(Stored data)
——
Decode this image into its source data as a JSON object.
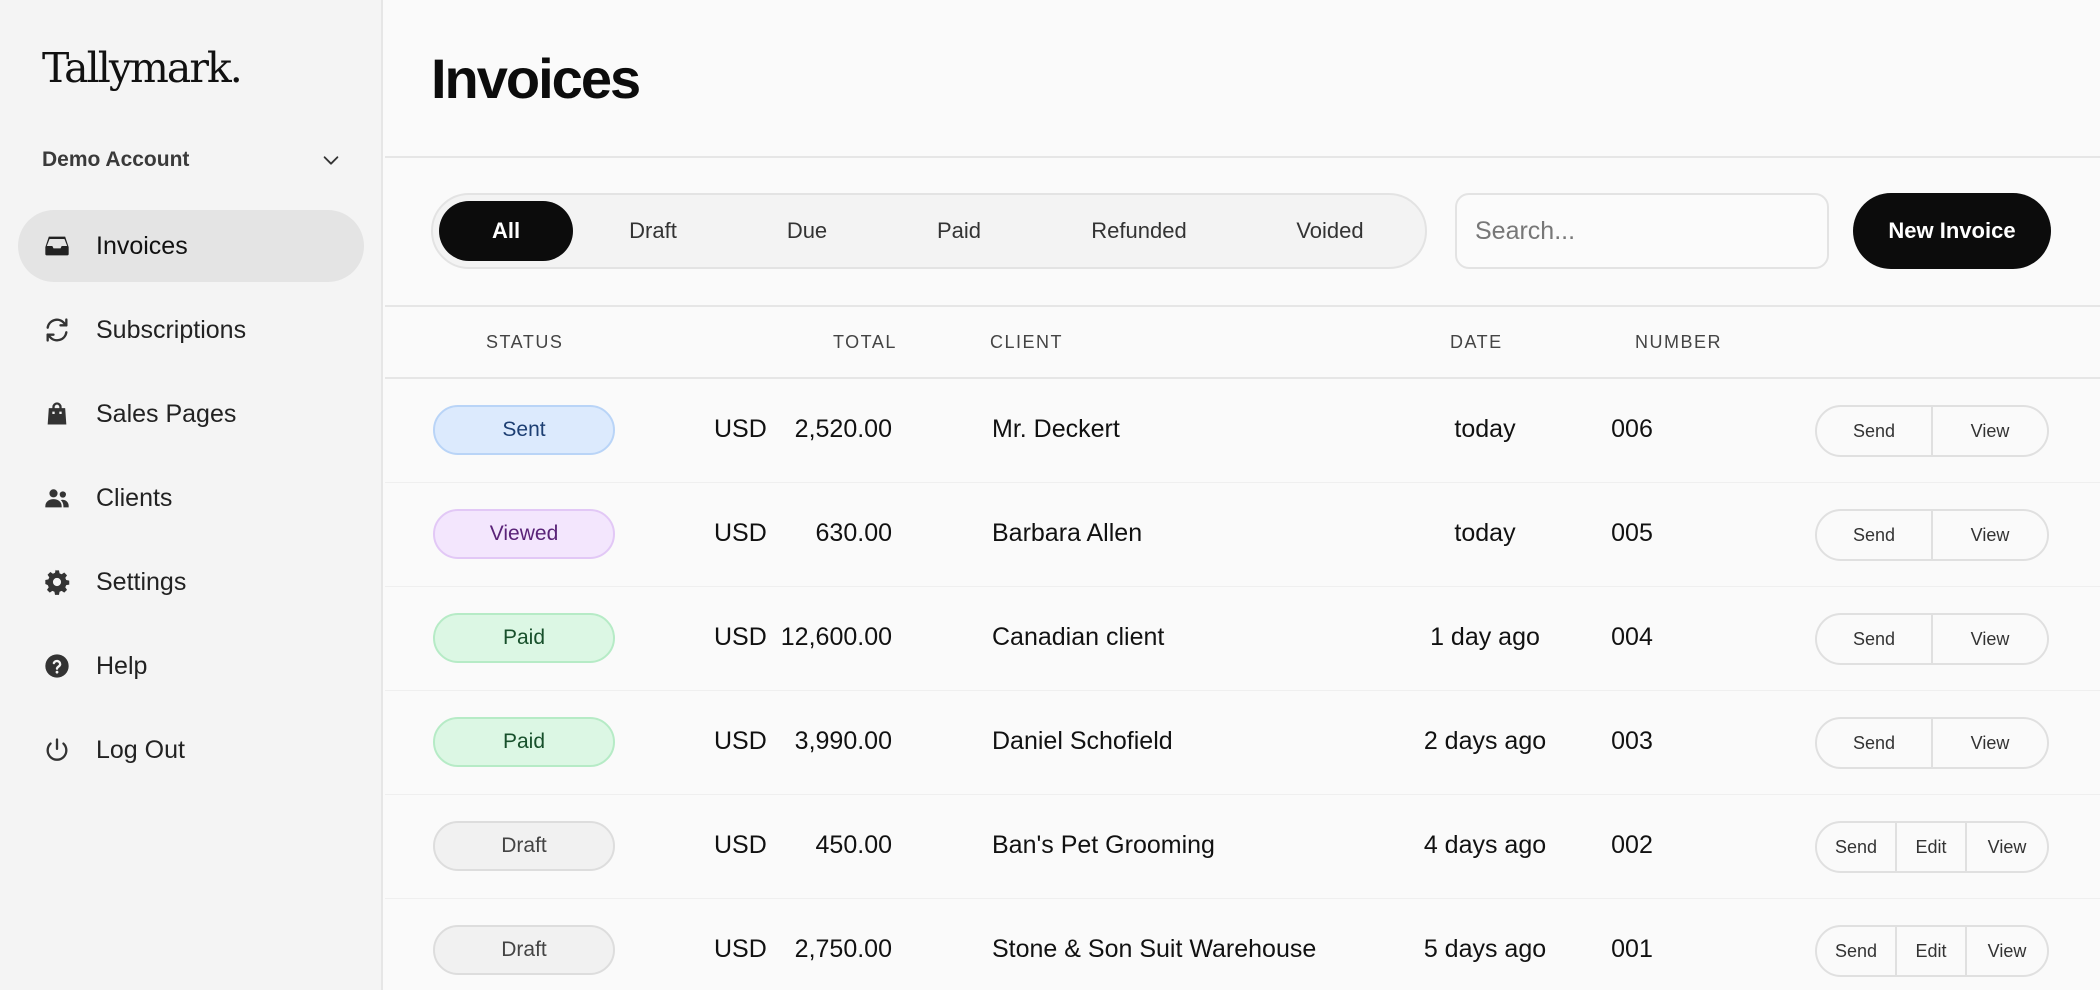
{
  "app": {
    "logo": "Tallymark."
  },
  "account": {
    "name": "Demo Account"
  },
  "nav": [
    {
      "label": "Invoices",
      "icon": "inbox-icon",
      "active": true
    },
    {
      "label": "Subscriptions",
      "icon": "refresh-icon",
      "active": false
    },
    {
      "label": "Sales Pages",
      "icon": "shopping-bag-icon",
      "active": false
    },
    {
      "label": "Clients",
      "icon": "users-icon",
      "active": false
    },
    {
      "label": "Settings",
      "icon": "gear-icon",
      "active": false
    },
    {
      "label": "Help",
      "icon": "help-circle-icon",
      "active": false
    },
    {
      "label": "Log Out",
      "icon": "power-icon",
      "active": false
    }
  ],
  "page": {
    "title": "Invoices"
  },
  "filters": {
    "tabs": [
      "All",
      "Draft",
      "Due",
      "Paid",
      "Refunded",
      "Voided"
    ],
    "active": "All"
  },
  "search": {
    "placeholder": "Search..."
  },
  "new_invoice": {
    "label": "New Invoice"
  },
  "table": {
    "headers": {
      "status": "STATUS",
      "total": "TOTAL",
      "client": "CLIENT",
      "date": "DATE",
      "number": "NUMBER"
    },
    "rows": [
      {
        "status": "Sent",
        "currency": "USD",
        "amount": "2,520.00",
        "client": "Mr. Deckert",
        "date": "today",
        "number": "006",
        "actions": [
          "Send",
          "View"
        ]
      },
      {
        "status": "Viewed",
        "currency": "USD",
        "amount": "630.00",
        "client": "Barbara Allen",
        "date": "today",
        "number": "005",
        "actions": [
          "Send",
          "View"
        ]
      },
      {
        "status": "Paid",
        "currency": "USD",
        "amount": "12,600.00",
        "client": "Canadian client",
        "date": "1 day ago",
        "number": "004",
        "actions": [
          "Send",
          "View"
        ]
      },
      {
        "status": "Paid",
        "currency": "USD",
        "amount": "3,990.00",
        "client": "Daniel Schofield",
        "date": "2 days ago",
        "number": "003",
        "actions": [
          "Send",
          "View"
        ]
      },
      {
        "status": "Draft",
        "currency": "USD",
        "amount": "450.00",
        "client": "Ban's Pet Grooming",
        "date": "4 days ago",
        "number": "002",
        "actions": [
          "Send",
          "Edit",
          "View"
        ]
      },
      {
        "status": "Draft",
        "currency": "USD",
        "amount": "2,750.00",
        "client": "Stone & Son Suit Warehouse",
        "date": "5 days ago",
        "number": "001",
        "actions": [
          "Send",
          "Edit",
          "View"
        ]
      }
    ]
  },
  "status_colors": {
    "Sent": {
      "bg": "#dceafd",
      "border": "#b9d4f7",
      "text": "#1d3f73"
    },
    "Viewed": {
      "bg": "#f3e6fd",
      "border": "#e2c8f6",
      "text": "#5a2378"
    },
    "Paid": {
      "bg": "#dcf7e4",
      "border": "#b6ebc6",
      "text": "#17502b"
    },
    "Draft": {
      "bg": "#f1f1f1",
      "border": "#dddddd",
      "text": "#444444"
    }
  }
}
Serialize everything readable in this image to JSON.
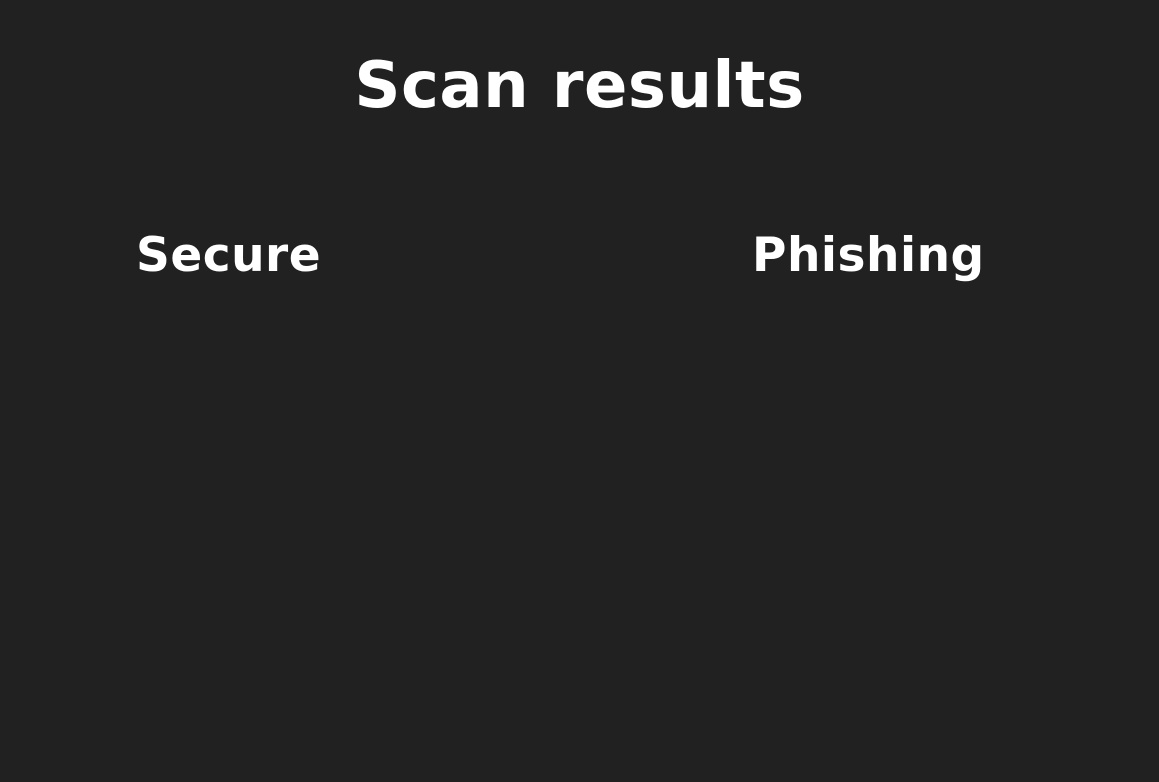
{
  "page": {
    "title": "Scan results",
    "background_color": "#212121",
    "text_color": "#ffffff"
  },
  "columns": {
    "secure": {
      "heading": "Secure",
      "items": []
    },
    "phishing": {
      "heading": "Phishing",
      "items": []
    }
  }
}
——
**INSTRUCTIONS FOR THE TASK:**
Go through the material line by line. Show each line that contains the string "JSON".

**RESULT OF THE TASK:**
Decode this image into its source data as a JSON object.
Serialize everything readable in this image to JSON.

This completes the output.